THE TASK :: Take the data that follows and retype it word for word.

>>>>>

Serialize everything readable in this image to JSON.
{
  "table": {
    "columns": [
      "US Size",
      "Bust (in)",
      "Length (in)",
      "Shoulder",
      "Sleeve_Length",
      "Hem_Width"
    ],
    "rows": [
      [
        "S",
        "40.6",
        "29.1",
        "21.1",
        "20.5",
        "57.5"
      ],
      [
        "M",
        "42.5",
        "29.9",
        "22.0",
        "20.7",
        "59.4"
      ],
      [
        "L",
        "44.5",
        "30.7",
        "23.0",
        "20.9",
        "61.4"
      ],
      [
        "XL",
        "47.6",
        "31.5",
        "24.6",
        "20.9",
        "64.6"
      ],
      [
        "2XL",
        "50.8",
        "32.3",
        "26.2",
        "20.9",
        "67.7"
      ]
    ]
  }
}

<<<<<

WORKED SOLUTION ::
Serialize everything readable in this image to JSON.
{
  "table": {
    "columns": [
      "US Size",
      "Bust (in)",
      "Length (in)",
      "Shoulder",
      "Sleeve_Length",
      "Hem_Width"
    ],
    "rows": [
      [
        "S",
        "40.6",
        "29.1",
        "21.1",
        "20.5",
        "57.5"
      ],
      [
        "M",
        "42.5",
        "29.9",
        "22.0",
        "20.7",
        "59.4"
      ],
      [
        "L",
        "44.5",
        "30.7",
        "23.0",
        "20.9",
        "61.4"
      ],
      [
        "XL",
        "47.6",
        "31.5",
        "24.6",
        "20.9",
        "64.6"
      ],
      [
        "2XL",
        "50.8",
        "32.3",
        "26.2",
        "20.9",
        "67.7"
      ]
    ]
  }
}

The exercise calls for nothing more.